── EXCERPTED DATA

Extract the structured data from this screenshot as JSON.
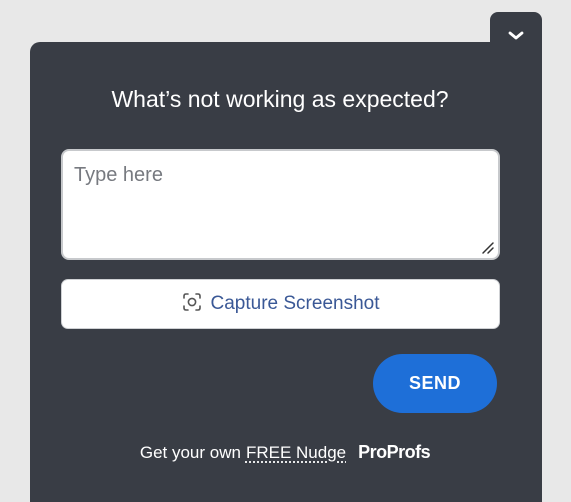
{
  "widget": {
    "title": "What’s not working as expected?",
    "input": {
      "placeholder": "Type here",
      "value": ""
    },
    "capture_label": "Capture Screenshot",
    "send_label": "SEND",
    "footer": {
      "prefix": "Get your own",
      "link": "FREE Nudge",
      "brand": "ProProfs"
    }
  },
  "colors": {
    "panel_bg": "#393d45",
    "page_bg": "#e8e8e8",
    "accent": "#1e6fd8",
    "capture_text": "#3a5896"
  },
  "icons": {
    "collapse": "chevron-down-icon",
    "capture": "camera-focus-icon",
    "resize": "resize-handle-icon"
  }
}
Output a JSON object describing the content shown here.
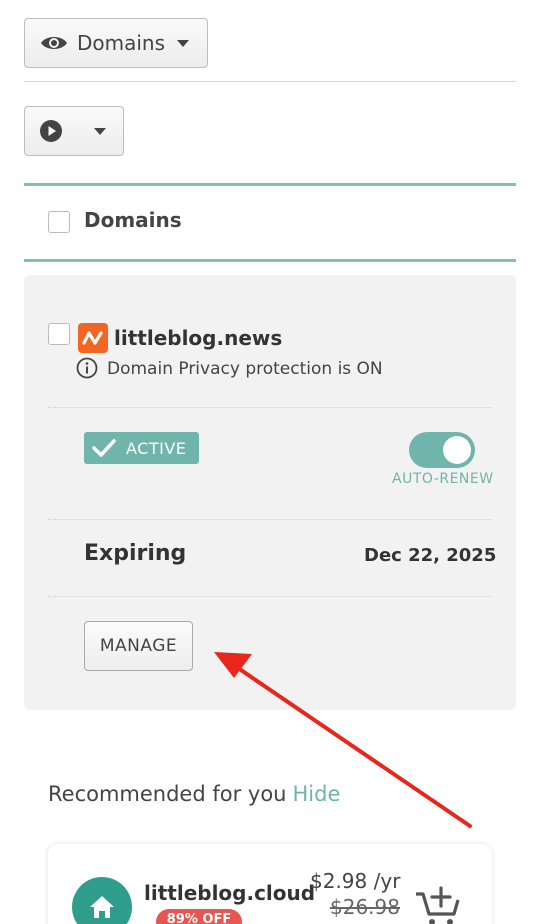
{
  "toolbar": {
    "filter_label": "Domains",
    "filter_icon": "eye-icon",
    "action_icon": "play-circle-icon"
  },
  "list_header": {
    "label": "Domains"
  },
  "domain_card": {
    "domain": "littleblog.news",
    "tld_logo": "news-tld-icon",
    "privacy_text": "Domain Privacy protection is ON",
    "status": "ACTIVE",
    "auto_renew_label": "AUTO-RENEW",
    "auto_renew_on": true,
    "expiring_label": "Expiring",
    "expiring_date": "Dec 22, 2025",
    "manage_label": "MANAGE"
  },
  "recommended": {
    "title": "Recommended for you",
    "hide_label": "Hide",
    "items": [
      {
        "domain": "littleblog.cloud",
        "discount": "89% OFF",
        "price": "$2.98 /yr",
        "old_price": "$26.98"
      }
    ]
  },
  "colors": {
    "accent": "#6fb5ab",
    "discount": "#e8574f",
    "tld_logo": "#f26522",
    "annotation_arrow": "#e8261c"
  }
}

────

**SET TASK**
Restate the records above in full, word for word. Keep pictures out.

**WRITTEN ANSWER**
Extract the structured data from this screenshot as JSON.
{
  "widget": {
    "title": "What’s not working as expected?",
    "input": {
      "placeholder": "Type here",
      "value": ""
    },
    "capture_label": "Capture Screenshot",
    "send_label": "SEND",
    "footer": {
      "prefix": "Get your own",
      "link": "FREE Nudge",
      "brand": "ProProfs"
    }
  },
  "colors": {
    "panel_bg": "#393d45",
    "page_bg": "#e8e8e8",
    "accent": "#1e6fd8",
    "capture_text": "#3a5896"
  },
  "icons": {
    "collapse": "chevron-down-icon",
    "capture": "camera-focus-icon",
    "resize": "resize-handle-icon"
  }
}
Output a JSON object describing the content shown here.
{
  "toolbar": {
    "filter_label": "Domains",
    "filter_icon": "eye-icon",
    "action_icon": "play-circle-icon"
  },
  "list_header": {
    "label": "Domains"
  },
  "domain_card": {
    "domain": "littleblog.news",
    "tld_logo": "news-tld-icon",
    "privacy_text": "Domain Privacy protection is ON",
    "status": "ACTIVE",
    "auto_renew_label": "AUTO-RENEW",
    "auto_renew_on": true,
    "expiring_label": "Expiring",
    "expiring_date": "Dec 22, 2025",
    "manage_label": "MANAGE"
  },
  "recommended": {
    "title": "Recommended for you",
    "hide_label": "Hide",
    "items": [
      {
        "domain": "littleblog.cloud",
        "discount": "89% OFF",
        "price": "$2.98 /yr",
        "old_price": "$26.98"
      }
    ]
  },
  "colors": {
    "accent": "#6fb5ab",
    "discount": "#e8574f",
    "tld_logo": "#f26522",
    "annotation_arrow": "#e8261c"
  }
}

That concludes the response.